* _Records shown_:
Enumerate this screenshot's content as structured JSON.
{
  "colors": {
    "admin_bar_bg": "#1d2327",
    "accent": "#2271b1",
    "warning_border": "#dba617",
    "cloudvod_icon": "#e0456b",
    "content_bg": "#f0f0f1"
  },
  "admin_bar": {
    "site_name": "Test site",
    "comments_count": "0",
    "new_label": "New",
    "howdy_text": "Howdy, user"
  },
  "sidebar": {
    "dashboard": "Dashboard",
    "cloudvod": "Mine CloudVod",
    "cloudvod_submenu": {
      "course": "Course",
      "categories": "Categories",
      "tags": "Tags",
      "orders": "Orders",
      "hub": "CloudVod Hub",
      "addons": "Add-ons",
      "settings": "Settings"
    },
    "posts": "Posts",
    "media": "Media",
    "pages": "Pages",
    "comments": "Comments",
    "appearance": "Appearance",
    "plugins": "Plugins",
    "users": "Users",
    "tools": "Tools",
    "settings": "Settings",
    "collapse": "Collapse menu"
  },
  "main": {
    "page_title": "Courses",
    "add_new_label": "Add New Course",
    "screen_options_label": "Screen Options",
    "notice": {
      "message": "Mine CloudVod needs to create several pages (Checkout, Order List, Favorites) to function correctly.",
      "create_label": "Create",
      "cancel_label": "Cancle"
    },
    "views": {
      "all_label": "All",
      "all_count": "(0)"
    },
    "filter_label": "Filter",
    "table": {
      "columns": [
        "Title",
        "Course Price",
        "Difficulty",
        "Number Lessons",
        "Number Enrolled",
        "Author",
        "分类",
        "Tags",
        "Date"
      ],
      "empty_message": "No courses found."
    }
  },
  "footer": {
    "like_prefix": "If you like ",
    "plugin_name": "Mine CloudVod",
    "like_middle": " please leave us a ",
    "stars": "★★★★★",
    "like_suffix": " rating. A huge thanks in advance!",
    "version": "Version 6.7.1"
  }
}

* _Aim of the task_: Retype the entries exactly, including every line.

* _Solution to the problem_:
Enumerate this screenshot's content as structured JSON.
{
  "colors": {
    "admin_bar_bg": "#1d2327",
    "accent": "#2271b1",
    "warning_border": "#dba617",
    "cloudvod_icon": "#e0456b",
    "content_bg": "#f0f0f1"
  },
  "admin_bar": {
    "site_name": "Test site",
    "comments_count": "0",
    "new_label": "New",
    "howdy_text": "Howdy, user"
  },
  "sidebar": {
    "dashboard": "Dashboard",
    "cloudvod": "Mine CloudVod",
    "cloudvod_submenu": {
      "course": "Course",
      "categories": "Categories",
      "tags": "Tags",
      "orders": "Orders",
      "hub": "CloudVod Hub",
      "addons": "Add-ons",
      "settings": "Settings"
    },
    "posts": "Posts",
    "media": "Media",
    "pages": "Pages",
    "comments": "Comments",
    "appearance": "Appearance",
    "plugins": "Plugins",
    "users": "Users",
    "tools": "Tools",
    "settings": "Settings",
    "collapse": "Collapse menu"
  },
  "main": {
    "page_title": "Courses",
    "add_new_label": "Add New Course",
    "screen_options_label": "Screen Options",
    "notice": {
      "message": "Mine CloudVod needs to create several pages (Checkout, Order List, Favorites) to function correctly.",
      "create_label": "Create",
      "cancel_label": "Cancle"
    },
    "views": {
      "all_label": "All",
      "all_count": "(0)"
    },
    "filter_label": "Filter",
    "table": {
      "columns": [
        "Title",
        "Course Price",
        "Difficulty",
        "Number Lessons",
        "Number Enrolled",
        "Author",
        "分类",
        "Tags",
        "Date"
      ],
      "empty_message": "No courses found."
    }
  },
  "footer": {
    "like_prefix": "If you like ",
    "plugin_name": "Mine CloudVod",
    "like_middle": " please leave us a ",
    "stars": "★★★★★",
    "like_suffix": " rating. A huge thanks in advance!",
    "version": "Version 6.7.1"
  }
}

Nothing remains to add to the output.